-- Start of MATERIAL FOR THIS EXERCISE --

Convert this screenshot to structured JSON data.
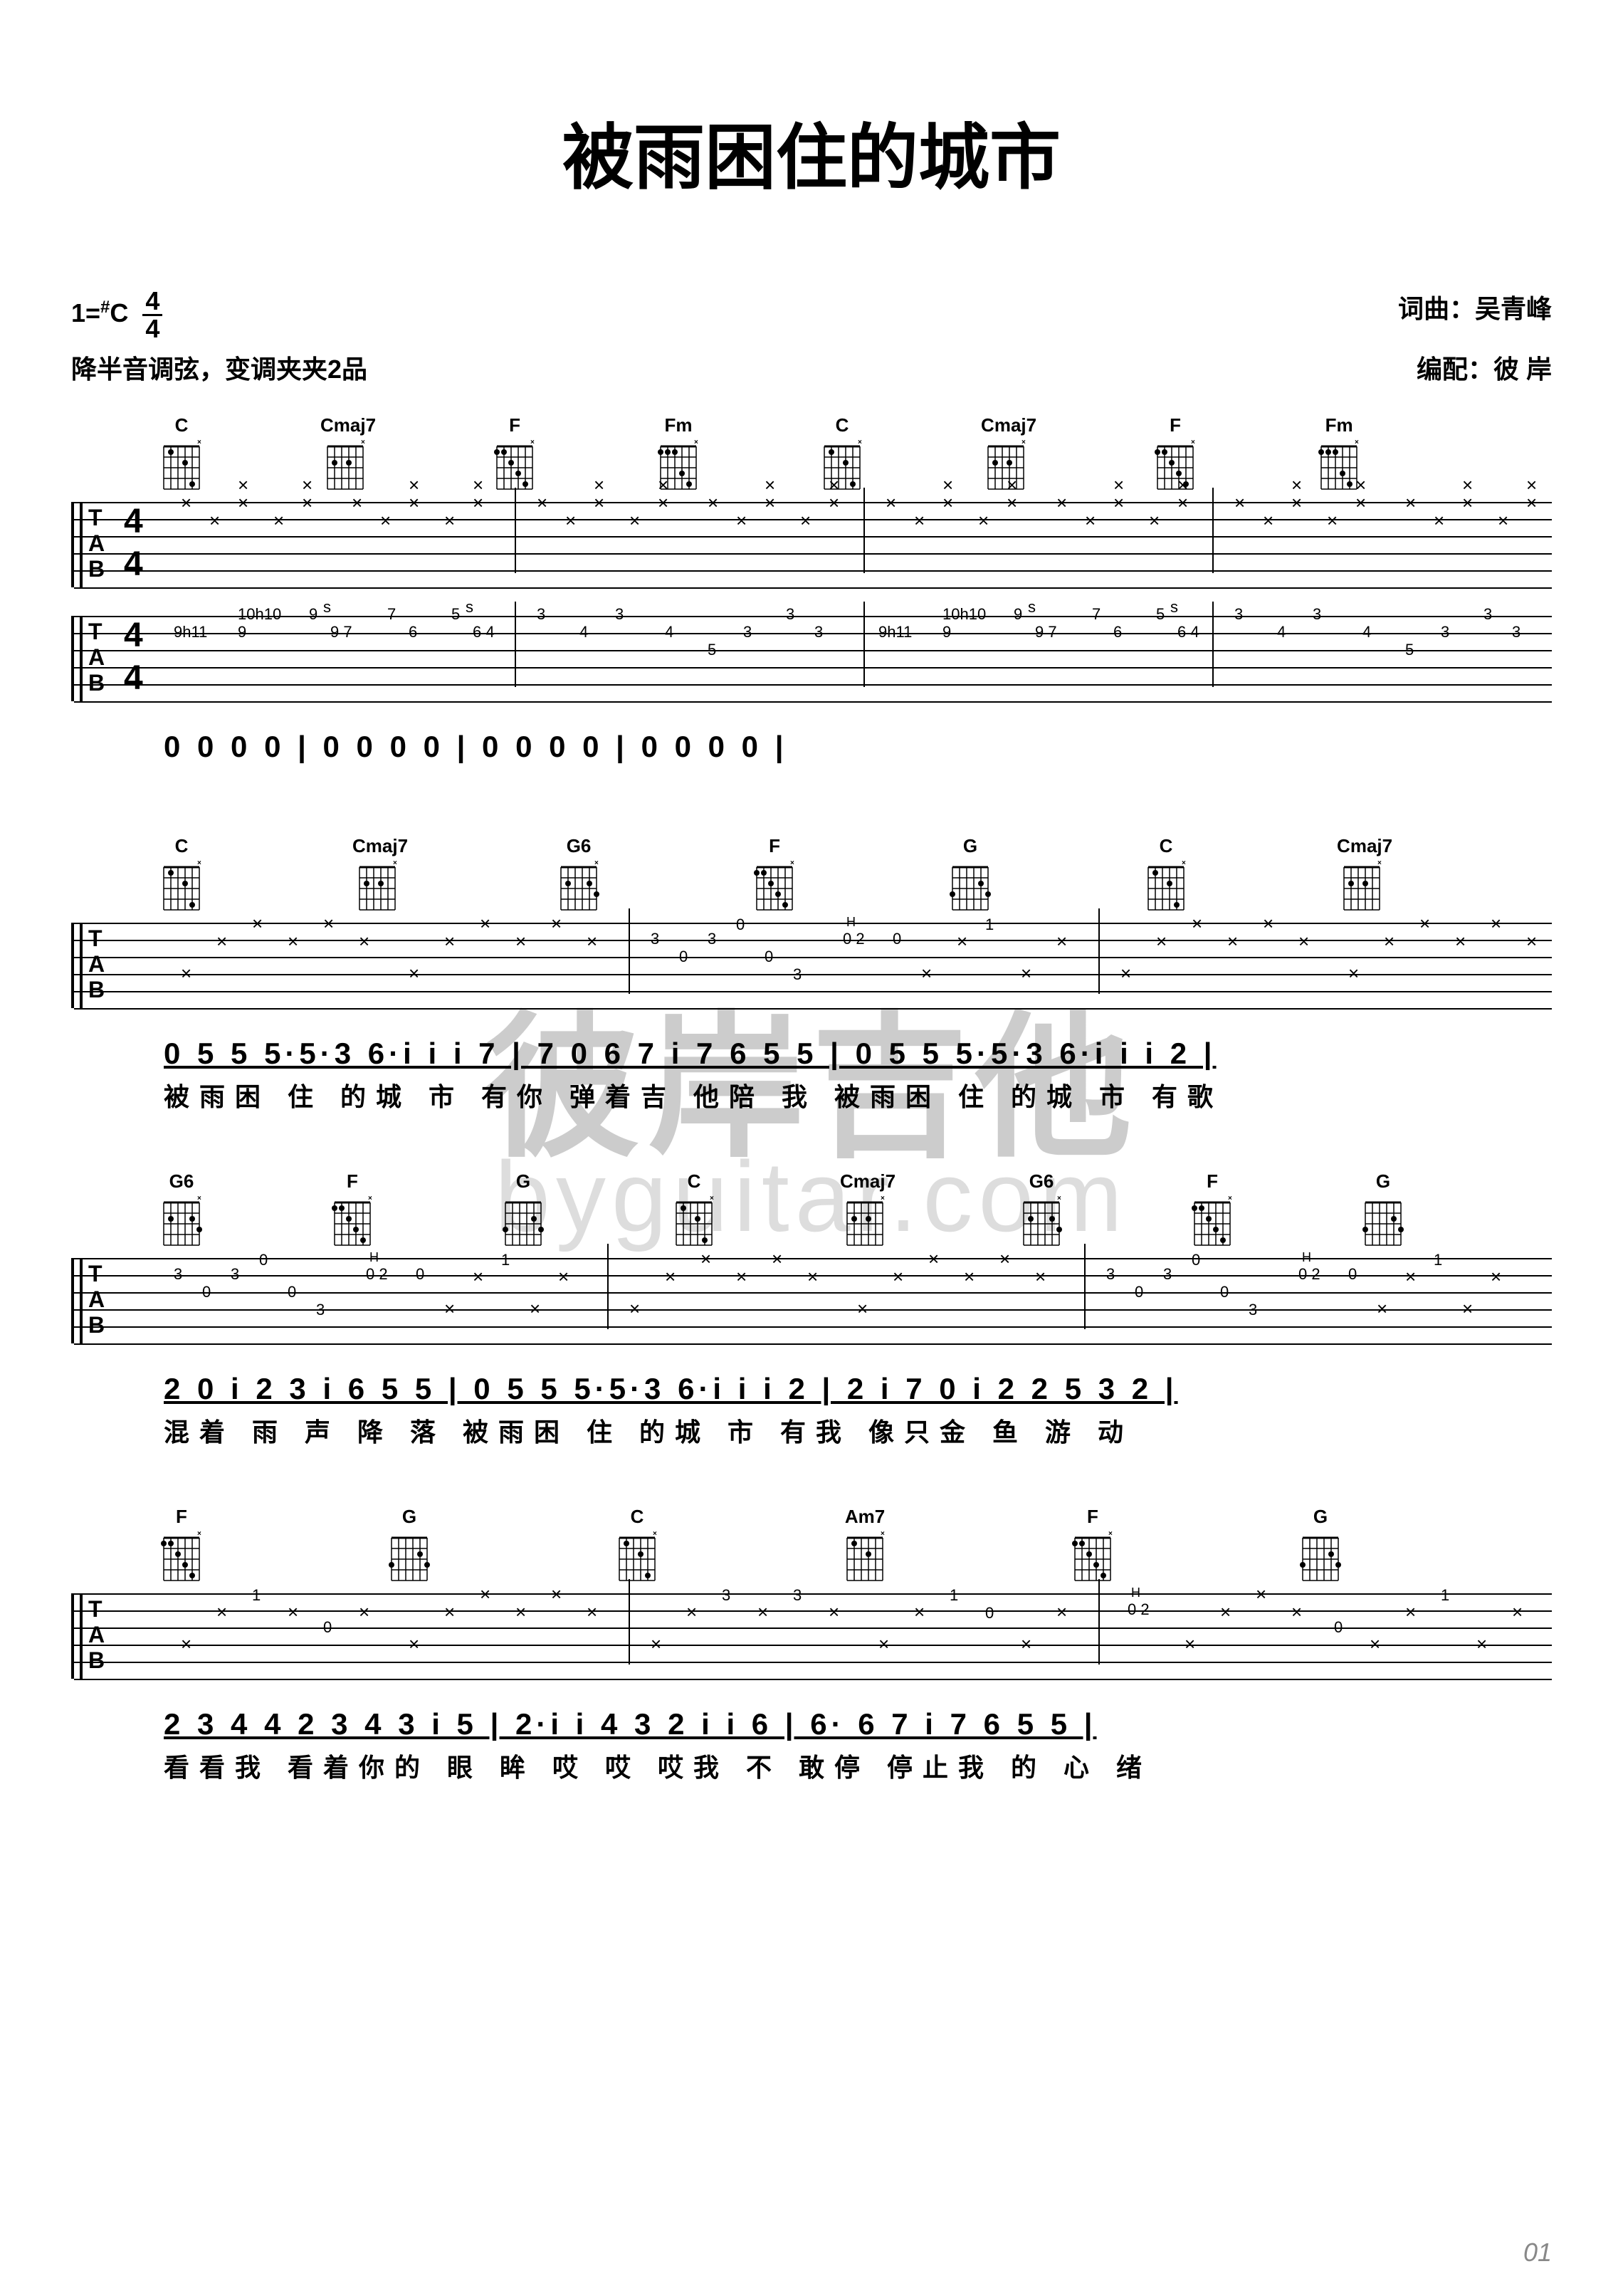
{
  "title": "被雨困住的城市",
  "key_label": "1=",
  "key": "C",
  "sharp": "#",
  "time_sig_top": "4",
  "time_sig_bot": "4",
  "tuning_note": "降半音调弦，变调夹夹2品",
  "credits": {
    "composer_label": "词曲：",
    "composer": "吴青峰",
    "arranger_label": "编配：",
    "arranger": "彼    岸"
  },
  "watermark_text": "彼岸吉他",
  "watermark_url": "byguitar.com",
  "page_number": "01",
  "chord_names": [
    "C",
    "Cmaj7",
    "F",
    "Fm",
    "G6",
    "G",
    "Am7"
  ],
  "systems": [
    {
      "chords": [
        "C",
        "Cmaj7",
        "F",
        "Fm",
        "C",
        "Cmaj7",
        "F",
        "Fm"
      ],
      "numbers": "0    0    0    0   | 0    0    0    0  | 0    0    0    0   | 0    0    0    0  |",
      "lyrics": ""
    },
    {
      "chords": [
        "C",
        "Cmaj7",
        "G6",
        "F",
        "G",
        "C",
        "Cmaj7"
      ],
      "numbers": "0 5 5 5·5·3 6·i i i 7 | 7   0 6 7 i  7 6 5 5  | 0 5 5 5·5·3 6·i i i 2 |",
      "lyrics": "被雨困 住 的城 市   有你        弹着吉 他陪 我       被雨困 住 的城 市   有歌"
    },
    {
      "chords": [
        "G6",
        "F",
        "G",
        "C",
        "Cmaj7",
        "G6",
        "F",
        "G"
      ],
      "numbers": "2    0 i 2 3  i  6 5 5 | 0 5 5 5·5·3 6·i i i 2 | 2 i 7 0 i 2 2  5 3 2 |",
      "lyrics": "      混着 雨 声 降 落     被雨困 住 的城 市   有我          像只金 鱼 游 动"
    },
    {
      "chords": [
        "F",
        "G",
        "C",
        "Am7",
        "F",
        "G"
      ],
      "numbers": "2 3 4 4  2 3 4 3  i 5 | 2·i i    4 3 2 i i 6 | 6·    6 7 i 7  6 5 5 |",
      "lyrics": "看看我  看着你的 眼 眸    哎  哎     哎我 不 敢停              停止我 的 心 绪"
    }
  ],
  "tab_clef": {
    "t": "T",
    "a": "A",
    "b": "B"
  },
  "colors": {
    "text": "#000000",
    "watermark": "#cccccc",
    "watermark_url": "#dddddd",
    "page_num": "#888888",
    "background": "#ffffff"
  }
}
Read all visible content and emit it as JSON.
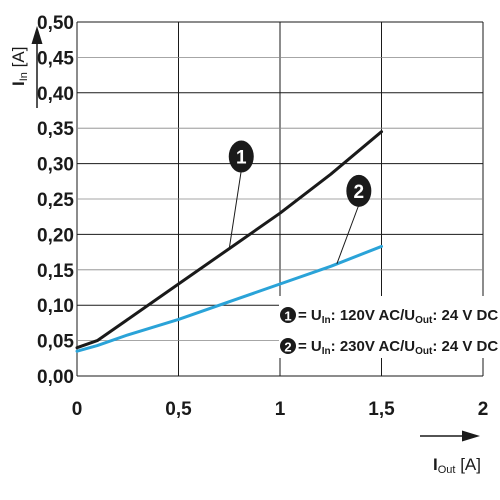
{
  "chart_data": {
    "type": "line",
    "xlabel": {
      "main": "I",
      "sub": "Out",
      "unit": " [A]"
    },
    "ylabel": {
      "main": "I",
      "sub": "In",
      "unit": " [A]"
    },
    "xlim": [
      0,
      2
    ],
    "ylim": [
      0,
      0.5
    ],
    "x_ticks": [
      "0",
      "0,5",
      "1",
      "1,5",
      "2"
    ],
    "y_ticks": [
      "0,00",
      "0,05",
      "0,10",
      "0,15",
      "0,20",
      "0,25",
      "0,30",
      "0,35",
      "0,40",
      "0,45",
      "0,50"
    ],
    "grid": true,
    "legend_position": "lower-right",
    "series": [
      {
        "id": "1",
        "badge": "1",
        "color": "#1a1a1a",
        "legend": {
          "eq": "= U",
          "in_sub": "In",
          "in_val": ": 120V AC/U",
          "out_sub": "Out",
          "out_val": ": 24 V DC"
        },
        "x": [
          0.0,
          0.1,
          0.25,
          0.5,
          0.75,
          1.0,
          1.25,
          1.5
        ],
        "y": [
          0.04,
          0.05,
          0.08,
          0.13,
          0.18,
          0.23,
          0.285,
          0.345
        ]
      },
      {
        "id": "2",
        "badge": "2",
        "color": "#2aa3d8",
        "legend": {
          "eq": "= U",
          "in_sub": "In",
          "in_val": ": 230V AC/U",
          "out_sub": "Out",
          "out_val": ": 24 V DC"
        },
        "x": [
          0.0,
          0.1,
          0.25,
          0.5,
          0.75,
          1.0,
          1.25,
          1.5
        ],
        "y": [
          0.035,
          0.043,
          0.058,
          0.08,
          0.105,
          0.13,
          0.155,
          0.183
        ]
      }
    ]
  }
}
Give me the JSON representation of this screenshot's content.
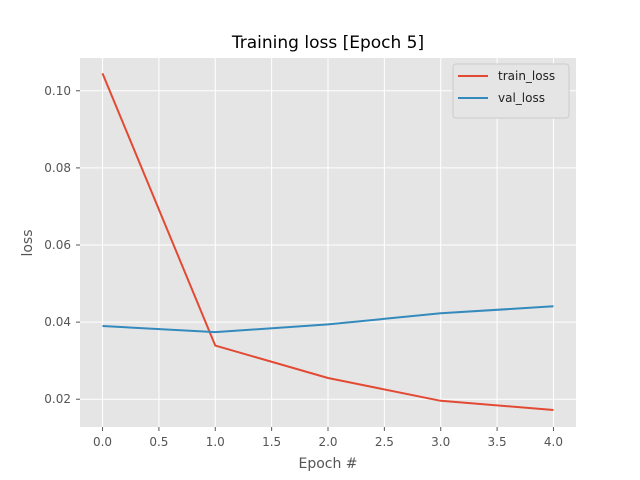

-- End of MATERIAL FOR THIS EXERCISE --

Gather all lines where the word "lyrics" appears.

■ PROBLEM SOLUTION
      "lyrics": ""
      "lyrics": "被雨困 住 的城 市   有你        弹着吉 他陪 我       被雨困 住 的城 市   有歌"
      "lyrics": "      混着 雨 声 降 落     被雨困 住 的城 市   有我          像只金 鱼 游 动"
      "lyrics": "看看我  看着你的 眼 眸    哎  哎     哎我 不 敢停              停止我 的 心 绪"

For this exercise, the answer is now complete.